--- begin ---

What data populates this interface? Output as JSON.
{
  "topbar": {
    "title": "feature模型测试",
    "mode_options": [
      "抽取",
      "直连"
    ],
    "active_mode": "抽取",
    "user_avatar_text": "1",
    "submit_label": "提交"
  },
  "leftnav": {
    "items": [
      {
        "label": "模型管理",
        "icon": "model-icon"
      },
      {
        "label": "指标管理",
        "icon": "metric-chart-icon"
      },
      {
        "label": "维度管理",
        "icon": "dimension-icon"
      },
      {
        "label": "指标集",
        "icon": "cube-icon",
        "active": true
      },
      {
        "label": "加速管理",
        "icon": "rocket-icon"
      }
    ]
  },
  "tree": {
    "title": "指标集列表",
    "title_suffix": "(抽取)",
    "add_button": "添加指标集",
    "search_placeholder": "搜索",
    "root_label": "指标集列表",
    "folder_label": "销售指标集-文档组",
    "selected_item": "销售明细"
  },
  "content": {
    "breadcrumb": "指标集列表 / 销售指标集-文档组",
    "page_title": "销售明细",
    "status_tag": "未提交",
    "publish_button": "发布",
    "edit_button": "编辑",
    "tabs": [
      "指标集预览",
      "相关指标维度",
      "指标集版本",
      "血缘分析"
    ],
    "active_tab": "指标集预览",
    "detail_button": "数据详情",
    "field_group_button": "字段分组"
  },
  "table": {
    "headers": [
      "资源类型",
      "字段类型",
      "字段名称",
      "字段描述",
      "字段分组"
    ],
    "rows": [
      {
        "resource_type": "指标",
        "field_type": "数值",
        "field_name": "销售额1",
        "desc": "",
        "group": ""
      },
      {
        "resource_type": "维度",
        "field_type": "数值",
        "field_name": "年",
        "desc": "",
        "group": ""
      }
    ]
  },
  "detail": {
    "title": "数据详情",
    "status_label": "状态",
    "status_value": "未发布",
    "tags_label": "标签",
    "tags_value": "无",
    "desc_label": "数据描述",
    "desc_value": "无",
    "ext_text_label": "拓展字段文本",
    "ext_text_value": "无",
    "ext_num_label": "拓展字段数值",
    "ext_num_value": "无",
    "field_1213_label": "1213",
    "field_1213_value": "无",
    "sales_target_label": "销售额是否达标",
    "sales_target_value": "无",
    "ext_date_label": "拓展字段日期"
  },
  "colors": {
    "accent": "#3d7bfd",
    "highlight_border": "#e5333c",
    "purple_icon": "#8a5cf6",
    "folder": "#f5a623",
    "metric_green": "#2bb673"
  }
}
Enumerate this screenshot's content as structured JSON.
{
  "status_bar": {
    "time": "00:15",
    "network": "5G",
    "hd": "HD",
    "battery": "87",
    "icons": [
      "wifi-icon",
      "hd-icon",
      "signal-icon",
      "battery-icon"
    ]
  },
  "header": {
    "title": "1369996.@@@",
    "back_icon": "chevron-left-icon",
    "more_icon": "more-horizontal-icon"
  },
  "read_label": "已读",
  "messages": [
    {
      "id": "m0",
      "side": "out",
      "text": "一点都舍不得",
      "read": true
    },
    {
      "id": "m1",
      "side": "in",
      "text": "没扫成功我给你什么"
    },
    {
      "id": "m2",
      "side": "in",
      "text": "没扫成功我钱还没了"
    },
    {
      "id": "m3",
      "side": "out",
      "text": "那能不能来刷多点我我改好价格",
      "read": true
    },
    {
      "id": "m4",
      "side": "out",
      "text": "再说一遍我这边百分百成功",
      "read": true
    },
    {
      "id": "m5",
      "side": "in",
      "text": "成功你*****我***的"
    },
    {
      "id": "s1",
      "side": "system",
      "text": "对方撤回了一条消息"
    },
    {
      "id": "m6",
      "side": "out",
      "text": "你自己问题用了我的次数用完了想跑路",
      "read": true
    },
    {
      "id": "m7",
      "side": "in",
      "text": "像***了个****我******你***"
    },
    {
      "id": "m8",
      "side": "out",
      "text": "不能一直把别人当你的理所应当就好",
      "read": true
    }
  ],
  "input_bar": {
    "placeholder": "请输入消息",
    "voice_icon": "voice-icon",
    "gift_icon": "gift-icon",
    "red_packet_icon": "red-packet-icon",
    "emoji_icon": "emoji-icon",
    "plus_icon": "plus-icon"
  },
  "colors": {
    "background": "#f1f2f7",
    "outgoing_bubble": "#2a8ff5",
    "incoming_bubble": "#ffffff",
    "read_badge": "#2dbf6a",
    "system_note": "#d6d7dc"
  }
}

--- end ---

» To do
Which lines hold the word "content"? Return all of them from the records above.

» Exercise answer
  "content": {
Enumerate this screenshot's content as structured JSON.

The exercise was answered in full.